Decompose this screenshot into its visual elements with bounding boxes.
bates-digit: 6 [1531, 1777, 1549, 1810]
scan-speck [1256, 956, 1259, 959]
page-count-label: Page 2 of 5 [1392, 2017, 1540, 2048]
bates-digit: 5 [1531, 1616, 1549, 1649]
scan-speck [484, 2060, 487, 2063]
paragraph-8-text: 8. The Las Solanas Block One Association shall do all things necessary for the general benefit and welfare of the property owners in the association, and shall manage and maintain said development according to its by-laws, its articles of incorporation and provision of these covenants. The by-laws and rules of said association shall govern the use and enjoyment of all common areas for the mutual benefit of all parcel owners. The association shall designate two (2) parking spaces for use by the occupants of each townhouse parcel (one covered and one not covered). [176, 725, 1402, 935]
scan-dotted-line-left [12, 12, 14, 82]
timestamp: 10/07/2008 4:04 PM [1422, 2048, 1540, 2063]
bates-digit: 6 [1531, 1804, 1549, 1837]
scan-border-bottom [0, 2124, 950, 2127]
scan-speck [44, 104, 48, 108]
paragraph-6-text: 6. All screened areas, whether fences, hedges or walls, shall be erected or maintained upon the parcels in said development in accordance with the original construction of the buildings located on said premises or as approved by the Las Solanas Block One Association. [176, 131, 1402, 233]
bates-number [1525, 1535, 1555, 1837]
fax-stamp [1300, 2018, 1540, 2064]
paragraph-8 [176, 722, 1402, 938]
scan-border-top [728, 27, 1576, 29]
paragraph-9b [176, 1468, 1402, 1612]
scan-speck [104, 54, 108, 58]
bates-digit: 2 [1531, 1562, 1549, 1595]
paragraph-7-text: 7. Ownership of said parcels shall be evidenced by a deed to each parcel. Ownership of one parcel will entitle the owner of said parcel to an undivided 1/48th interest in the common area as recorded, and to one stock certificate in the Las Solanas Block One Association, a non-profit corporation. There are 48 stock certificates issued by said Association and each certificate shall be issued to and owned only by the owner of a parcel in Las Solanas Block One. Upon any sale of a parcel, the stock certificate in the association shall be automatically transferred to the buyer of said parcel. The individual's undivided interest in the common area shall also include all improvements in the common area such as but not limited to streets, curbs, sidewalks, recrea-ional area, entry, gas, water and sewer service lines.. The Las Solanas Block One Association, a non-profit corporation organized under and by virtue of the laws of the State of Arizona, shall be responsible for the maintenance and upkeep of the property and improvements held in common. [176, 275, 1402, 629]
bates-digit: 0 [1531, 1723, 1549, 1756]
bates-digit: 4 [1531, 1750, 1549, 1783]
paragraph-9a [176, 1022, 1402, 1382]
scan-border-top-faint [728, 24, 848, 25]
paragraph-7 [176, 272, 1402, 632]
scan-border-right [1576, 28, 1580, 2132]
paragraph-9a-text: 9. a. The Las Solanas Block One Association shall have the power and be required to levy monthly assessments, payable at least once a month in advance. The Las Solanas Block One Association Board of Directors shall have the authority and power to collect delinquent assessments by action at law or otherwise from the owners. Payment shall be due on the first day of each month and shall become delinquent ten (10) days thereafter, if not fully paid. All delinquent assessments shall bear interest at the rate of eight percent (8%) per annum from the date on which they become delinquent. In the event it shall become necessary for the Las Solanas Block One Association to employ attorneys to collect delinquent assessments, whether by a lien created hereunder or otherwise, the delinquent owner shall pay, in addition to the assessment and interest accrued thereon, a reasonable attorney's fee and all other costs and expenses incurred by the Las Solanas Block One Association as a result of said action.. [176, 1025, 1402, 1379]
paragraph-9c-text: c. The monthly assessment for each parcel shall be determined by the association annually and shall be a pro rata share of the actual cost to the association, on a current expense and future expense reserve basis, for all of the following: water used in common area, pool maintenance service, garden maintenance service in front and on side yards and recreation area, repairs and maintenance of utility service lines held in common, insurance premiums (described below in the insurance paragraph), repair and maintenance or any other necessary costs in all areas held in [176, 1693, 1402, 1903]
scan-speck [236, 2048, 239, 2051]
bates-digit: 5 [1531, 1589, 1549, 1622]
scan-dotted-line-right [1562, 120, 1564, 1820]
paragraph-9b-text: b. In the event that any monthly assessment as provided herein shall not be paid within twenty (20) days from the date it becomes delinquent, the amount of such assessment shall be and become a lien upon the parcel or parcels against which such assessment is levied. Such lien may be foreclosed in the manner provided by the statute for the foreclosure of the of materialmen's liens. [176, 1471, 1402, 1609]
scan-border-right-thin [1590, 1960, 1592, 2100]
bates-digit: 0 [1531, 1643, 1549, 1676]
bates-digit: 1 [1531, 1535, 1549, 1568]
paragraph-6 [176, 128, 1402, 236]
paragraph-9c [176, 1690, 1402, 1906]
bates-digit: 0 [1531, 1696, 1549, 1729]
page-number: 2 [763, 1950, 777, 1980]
::::::::
*WHAT IS REQUIRED*: Could you rewrite the entire listing above with every "scan-speck" changed to "scan-dot" and nothing else altered?

*SOLUTION TO THIS EXERCISE*:
Decompose this screenshot into its visual elements with bounding boxes.
bates-digit: 6 [1531, 1777, 1549, 1810]
scan-dot [1256, 956, 1259, 959]
page-count-label: Page 2 of 5 [1392, 2017, 1540, 2048]
bates-digit: 5 [1531, 1616, 1549, 1649]
scan-dot [484, 2060, 487, 2063]
paragraph-8-text: 8. The Las Solanas Block One Association shall do all things necessary for the general benefit and welfare of the property owners in the association, and shall manage and maintain said development according to its by-laws, its articles of incorporation and provision of these covenants. The by-laws and rules of said association shall govern the use and enjoyment of all common areas for the mutual benefit of all parcel owners. The association shall designate two (2) parking spaces for use by the occupants of each townhouse parcel (one covered and one not covered). [176, 725, 1402, 935]
scan-dotted-line-left [12, 12, 14, 82]
timestamp: 10/07/2008 4:04 PM [1422, 2048, 1540, 2063]
bates-digit: 6 [1531, 1804, 1549, 1837]
scan-border-bottom [0, 2124, 950, 2127]
scan-dot [44, 104, 48, 108]
paragraph-6-text: 6. All screened areas, whether fences, hedges or walls, shall be erected or maintained upon the parcels in said development in accordance with the original construction of the buildings located on said premises or as approved by the Las Solanas Block One Association. [176, 131, 1402, 233]
bates-number [1525, 1535, 1555, 1837]
fax-stamp [1300, 2018, 1540, 2064]
paragraph-8 [176, 722, 1402, 938]
scan-border-top [728, 27, 1576, 29]
paragraph-9b [176, 1468, 1402, 1612]
scan-dot [104, 54, 108, 58]
bates-digit: 2 [1531, 1562, 1549, 1595]
paragraph-7-text: 7. Ownership of said parcels shall be evidenced by a deed to each parcel. Ownership of one parcel will entitle the owner of said parcel to an undivided 1/48th interest in the common area as recorded, and to one stock certificate in the Las Solanas Block One Association, a non-profit corporation. There are 48 stock certificates issued by said Association and each certificate shall be issued to and owned only by the owner of a parcel in Las Solanas Block One. Upon any sale of a parcel, the stock certificate in the association shall be automatically transferred to the buyer of said parcel. The individual's undivided interest in the common area shall also include all improvements in the common area such as but not limited to streets, curbs, sidewalks, recrea-ional area, entry, gas, water and sewer service lines.. The Las Solanas Block One Association, a non-profit corporation organized under and by virtue of the laws of the State of Arizona, shall be responsible for the maintenance and upkeep of the property and improvements held in common. [176, 275, 1402, 629]
bates-digit: 0 [1531, 1723, 1549, 1756]
bates-digit: 4 [1531, 1750, 1549, 1783]
paragraph-9a [176, 1022, 1402, 1382]
scan-border-top-faint [728, 24, 848, 25]
paragraph-7 [176, 272, 1402, 632]
scan-border-right [1576, 28, 1580, 2132]
paragraph-9a-text: 9. a. The Las Solanas Block One Association shall have the power and be required to levy monthly assessments, payable at least once a month in advance. The Las Solanas Block One Association Board of Directors shall have the authority and power to collect delinquent assessments by action at law or otherwise from the owners. Payment shall be due on the first day of each month and shall become delinquent ten (10) days thereafter, if not fully paid. All delinquent assessments shall bear interest at the rate of eight percent (8%) per annum from the date on which they become delinquent. In the event it shall become necessary for the Las Solanas Block One Association to employ attorneys to collect delinquent assessments, whether by a lien created hereunder or otherwise, the delinquent owner shall pay, in addition to the assessment and interest accrued thereon, a reasonable attorney's fee and all other costs and expenses incurred by the Las Solanas Block One Association as a result of said action.. [176, 1025, 1402, 1379]
paragraph-9c-text: c. The monthly assessment for each parcel shall be determined by the association annually and shall be a pro rata share of the actual cost to the association, on a current expense and future expense reserve basis, for all of the following: water used in common area, pool maintenance service, garden maintenance service in front and on side yards and recreation area, repairs and maintenance of utility service lines held in common, insurance premiums (described below in the insurance paragraph), repair and maintenance or any other necessary costs in all areas held in [176, 1693, 1402, 1903]
scan-dot [236, 2048, 239, 2051]
bates-digit: 5 [1531, 1589, 1549, 1622]
scan-dotted-line-right [1562, 120, 1564, 1820]
paragraph-9b-text: b. In the event that any monthly assessment as provided herein shall not be paid within twenty (20) days from the date it becomes delinquent, the amount of such assessment shall be and become a lien upon the parcel or parcels against which such assessment is levied. Such lien may be foreclosed in the manner provided by the statute for the foreclosure of the of materialmen's liens. [176, 1471, 1402, 1609]
scan-border-right-thin [1590, 1960, 1592, 2100]
bates-digit: 0 [1531, 1643, 1549, 1676]
bates-digit: 1 [1531, 1535, 1549, 1568]
paragraph-6 [176, 128, 1402, 236]
paragraph-9c [176, 1690, 1402, 1906]
bates-digit: 0 [1531, 1696, 1549, 1729]
page-number: 2 [763, 1950, 777, 1980]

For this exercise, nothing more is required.